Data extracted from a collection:
__________
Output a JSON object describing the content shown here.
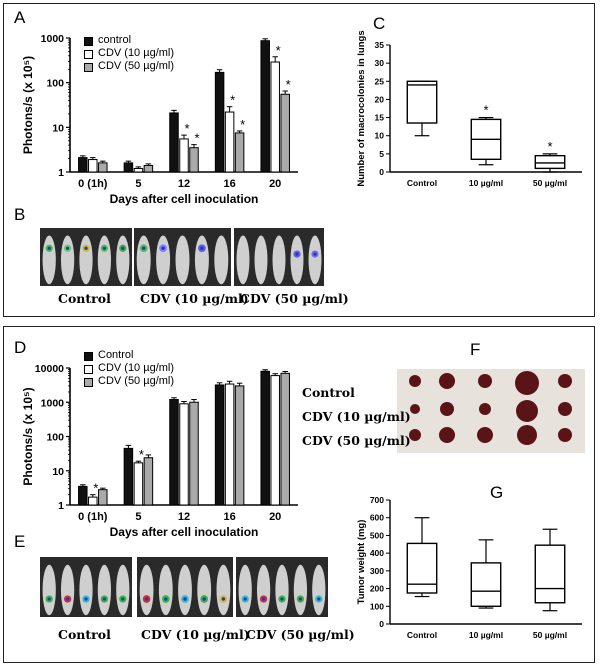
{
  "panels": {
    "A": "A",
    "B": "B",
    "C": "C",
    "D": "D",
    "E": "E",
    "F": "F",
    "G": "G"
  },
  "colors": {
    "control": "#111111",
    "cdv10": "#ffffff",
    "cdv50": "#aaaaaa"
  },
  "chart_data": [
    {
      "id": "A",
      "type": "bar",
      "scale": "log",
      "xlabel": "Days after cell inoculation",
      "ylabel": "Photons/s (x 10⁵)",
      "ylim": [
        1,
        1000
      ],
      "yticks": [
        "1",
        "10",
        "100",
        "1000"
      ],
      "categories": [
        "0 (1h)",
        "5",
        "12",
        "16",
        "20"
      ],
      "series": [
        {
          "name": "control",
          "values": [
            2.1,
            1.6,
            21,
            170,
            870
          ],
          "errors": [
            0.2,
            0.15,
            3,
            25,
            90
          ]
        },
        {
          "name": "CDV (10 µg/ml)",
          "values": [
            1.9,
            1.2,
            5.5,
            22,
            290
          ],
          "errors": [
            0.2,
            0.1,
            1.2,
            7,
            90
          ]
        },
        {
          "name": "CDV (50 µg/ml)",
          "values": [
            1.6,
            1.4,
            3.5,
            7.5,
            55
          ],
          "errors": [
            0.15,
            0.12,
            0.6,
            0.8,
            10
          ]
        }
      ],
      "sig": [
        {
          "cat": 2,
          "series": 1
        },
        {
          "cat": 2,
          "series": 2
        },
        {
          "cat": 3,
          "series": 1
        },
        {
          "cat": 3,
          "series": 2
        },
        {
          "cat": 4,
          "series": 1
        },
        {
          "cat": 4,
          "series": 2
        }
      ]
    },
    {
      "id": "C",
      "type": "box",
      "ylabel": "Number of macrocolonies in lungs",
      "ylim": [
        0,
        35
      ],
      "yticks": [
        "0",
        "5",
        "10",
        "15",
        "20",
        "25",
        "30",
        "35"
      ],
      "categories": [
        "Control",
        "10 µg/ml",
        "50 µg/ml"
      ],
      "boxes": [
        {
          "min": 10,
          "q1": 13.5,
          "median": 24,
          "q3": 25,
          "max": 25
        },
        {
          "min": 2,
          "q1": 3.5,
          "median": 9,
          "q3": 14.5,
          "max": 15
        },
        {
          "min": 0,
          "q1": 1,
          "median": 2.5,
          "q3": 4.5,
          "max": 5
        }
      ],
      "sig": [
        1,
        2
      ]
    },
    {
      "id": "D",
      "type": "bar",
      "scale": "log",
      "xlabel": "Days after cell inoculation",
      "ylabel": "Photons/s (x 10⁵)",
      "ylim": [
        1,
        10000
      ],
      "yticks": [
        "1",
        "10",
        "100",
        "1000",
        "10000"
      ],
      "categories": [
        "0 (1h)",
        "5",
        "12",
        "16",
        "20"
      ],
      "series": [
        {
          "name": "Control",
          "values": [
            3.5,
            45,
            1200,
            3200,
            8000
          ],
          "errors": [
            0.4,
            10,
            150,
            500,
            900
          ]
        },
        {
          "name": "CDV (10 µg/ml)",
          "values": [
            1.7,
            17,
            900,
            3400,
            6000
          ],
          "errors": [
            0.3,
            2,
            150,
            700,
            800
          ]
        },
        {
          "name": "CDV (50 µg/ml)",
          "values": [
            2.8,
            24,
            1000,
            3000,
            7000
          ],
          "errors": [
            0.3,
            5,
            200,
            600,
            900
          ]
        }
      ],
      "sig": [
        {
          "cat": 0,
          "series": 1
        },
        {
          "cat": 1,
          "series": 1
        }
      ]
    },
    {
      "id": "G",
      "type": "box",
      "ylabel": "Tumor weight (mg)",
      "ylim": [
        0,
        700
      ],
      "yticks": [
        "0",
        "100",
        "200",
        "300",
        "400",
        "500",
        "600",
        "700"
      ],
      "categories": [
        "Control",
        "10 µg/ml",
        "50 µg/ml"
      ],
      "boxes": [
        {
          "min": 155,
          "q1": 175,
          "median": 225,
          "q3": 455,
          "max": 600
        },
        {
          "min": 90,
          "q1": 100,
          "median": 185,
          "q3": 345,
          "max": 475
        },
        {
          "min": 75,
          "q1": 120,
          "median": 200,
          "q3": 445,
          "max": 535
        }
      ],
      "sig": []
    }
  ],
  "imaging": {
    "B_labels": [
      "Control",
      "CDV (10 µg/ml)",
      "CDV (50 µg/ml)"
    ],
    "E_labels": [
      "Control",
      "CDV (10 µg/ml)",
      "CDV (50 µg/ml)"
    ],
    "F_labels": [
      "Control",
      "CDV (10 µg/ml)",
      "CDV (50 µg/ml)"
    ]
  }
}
__________
WHAT TO PRODUCE | Without the pictures, print all of the records exactly.

COMPLETED TASK |
Output a JSON object describing the content shown here.
{
  "panels": {
    "A": "A",
    "B": "B",
    "C": "C",
    "D": "D",
    "E": "E",
    "F": "F",
    "G": "G"
  },
  "colors": {
    "control": "#111111",
    "cdv10": "#ffffff",
    "cdv50": "#aaaaaa"
  },
  "chart_data": [
    {
      "id": "A",
      "type": "bar",
      "scale": "log",
      "xlabel": "Days after cell inoculation",
      "ylabel": "Photons/s (x 10⁵)",
      "ylim": [
        1,
        1000
      ],
      "yticks": [
        "1",
        "10",
        "100",
        "1000"
      ],
      "categories": [
        "0 (1h)",
        "5",
        "12",
        "16",
        "20"
      ],
      "series": [
        {
          "name": "control",
          "values": [
            2.1,
            1.6,
            21,
            170,
            870
          ],
          "errors": [
            0.2,
            0.15,
            3,
            25,
            90
          ]
        },
        {
          "name": "CDV (10 µg/ml)",
          "values": [
            1.9,
            1.2,
            5.5,
            22,
            290
          ],
          "errors": [
            0.2,
            0.1,
            1.2,
            7,
            90
          ]
        },
        {
          "name": "CDV (50 µg/ml)",
          "values": [
            1.6,
            1.4,
            3.5,
            7.5,
            55
          ],
          "errors": [
            0.15,
            0.12,
            0.6,
            0.8,
            10
          ]
        }
      ],
      "sig": [
        {
          "cat": 2,
          "series": 1
        },
        {
          "cat": 2,
          "series": 2
        },
        {
          "cat": 3,
          "series": 1
        },
        {
          "cat": 3,
          "series": 2
        },
        {
          "cat": 4,
          "series": 1
        },
        {
          "cat": 4,
          "series": 2
        }
      ]
    },
    {
      "id": "C",
      "type": "box",
      "ylabel": "Number of macrocolonies in lungs",
      "ylim": [
        0,
        35
      ],
      "yticks": [
        "0",
        "5",
        "10",
        "15",
        "20",
        "25",
        "30",
        "35"
      ],
      "categories": [
        "Control",
        "10 µg/ml",
        "50 µg/ml"
      ],
      "boxes": [
        {
          "min": 10,
          "q1": 13.5,
          "median": 24,
          "q3": 25,
          "max": 25
        },
        {
          "min": 2,
          "q1": 3.5,
          "median": 9,
          "q3": 14.5,
          "max": 15
        },
        {
          "min": 0,
          "q1": 1,
          "median": 2.5,
          "q3": 4.5,
          "max": 5
        }
      ],
      "sig": [
        1,
        2
      ]
    },
    {
      "id": "D",
      "type": "bar",
      "scale": "log",
      "xlabel": "Days after cell inoculation",
      "ylabel": "Photons/s (x 10⁵)",
      "ylim": [
        1,
        10000
      ],
      "yticks": [
        "1",
        "10",
        "100",
        "1000",
        "10000"
      ],
      "categories": [
        "0 (1h)",
        "5",
        "12",
        "16",
        "20"
      ],
      "series": [
        {
          "name": "Control",
          "values": [
            3.5,
            45,
            1200,
            3200,
            8000
          ],
          "errors": [
            0.4,
            10,
            150,
            500,
            900
          ]
        },
        {
          "name": "CDV (10 µg/ml)",
          "values": [
            1.7,
            17,
            900,
            3400,
            6000
          ],
          "errors": [
            0.3,
            2,
            150,
            700,
            800
          ]
        },
        {
          "name": "CDV (50 µg/ml)",
          "values": [
            2.8,
            24,
            1000,
            3000,
            7000
          ],
          "errors": [
            0.3,
            5,
            200,
            600,
            900
          ]
        }
      ],
      "sig": [
        {
          "cat": 0,
          "series": 1
        },
        {
          "cat": 1,
          "series": 1
        }
      ]
    },
    {
      "id": "G",
      "type": "box",
      "ylabel": "Tumor weight (mg)",
      "ylim": [
        0,
        700
      ],
      "yticks": [
        "0",
        "100",
        "200",
        "300",
        "400",
        "500",
        "600",
        "700"
      ],
      "categories": [
        "Control",
        "10 µg/ml",
        "50 µg/ml"
      ],
      "boxes": [
        {
          "min": 155,
          "q1": 175,
          "median": 225,
          "q3": 455,
          "max": 600
        },
        {
          "min": 90,
          "q1": 100,
          "median": 185,
          "q3": 345,
          "max": 475
        },
        {
          "min": 75,
          "q1": 120,
          "median": 200,
          "q3": 445,
          "max": 535
        }
      ],
      "sig": []
    }
  ],
  "imaging": {
    "B_labels": [
      "Control",
      "CDV (10 µg/ml)",
      "CDV (50 µg/ml)"
    ],
    "E_labels": [
      "Control",
      "CDV (10 µg/ml)",
      "CDV (50 µg/ml)"
    ],
    "F_labels": [
      "Control",
      "CDV (10 µg/ml)",
      "CDV (50 µg/ml)"
    ]
  }
}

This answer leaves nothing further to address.